* Begin GIVEN RECORDS *

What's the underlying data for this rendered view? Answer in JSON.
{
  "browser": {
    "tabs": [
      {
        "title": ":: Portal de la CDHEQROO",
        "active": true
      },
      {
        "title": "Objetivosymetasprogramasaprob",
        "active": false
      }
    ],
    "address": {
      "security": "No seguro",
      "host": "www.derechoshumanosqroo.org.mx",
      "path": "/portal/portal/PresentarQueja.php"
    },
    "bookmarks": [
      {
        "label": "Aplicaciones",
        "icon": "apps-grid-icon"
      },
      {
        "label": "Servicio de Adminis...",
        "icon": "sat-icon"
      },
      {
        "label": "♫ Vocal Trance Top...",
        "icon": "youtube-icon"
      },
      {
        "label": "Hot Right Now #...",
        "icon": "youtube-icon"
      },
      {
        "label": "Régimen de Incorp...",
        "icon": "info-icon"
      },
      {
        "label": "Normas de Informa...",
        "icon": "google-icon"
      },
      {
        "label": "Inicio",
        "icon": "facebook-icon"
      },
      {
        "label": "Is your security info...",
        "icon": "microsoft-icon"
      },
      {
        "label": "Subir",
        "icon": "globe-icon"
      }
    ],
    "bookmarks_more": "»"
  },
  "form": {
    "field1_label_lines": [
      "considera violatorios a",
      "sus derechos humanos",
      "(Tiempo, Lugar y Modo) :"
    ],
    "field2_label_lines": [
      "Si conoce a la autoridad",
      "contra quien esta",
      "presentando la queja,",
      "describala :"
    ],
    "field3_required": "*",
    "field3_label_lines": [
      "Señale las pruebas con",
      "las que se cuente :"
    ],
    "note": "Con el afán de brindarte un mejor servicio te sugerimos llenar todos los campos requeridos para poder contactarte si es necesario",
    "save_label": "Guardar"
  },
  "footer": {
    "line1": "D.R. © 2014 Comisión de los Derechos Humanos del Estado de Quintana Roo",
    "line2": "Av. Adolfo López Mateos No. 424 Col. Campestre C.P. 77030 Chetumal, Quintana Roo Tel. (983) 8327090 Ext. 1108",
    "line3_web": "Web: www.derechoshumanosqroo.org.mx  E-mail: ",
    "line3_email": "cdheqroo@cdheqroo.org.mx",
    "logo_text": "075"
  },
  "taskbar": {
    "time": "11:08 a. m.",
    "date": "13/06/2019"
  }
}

* End GIVEN RECORDS *

_PROBLEM DESCRIPTION_
Of all the lines in the listing above, how many include "Quintana"? Write only the number.

_ANSWER TO THIS TASK_
2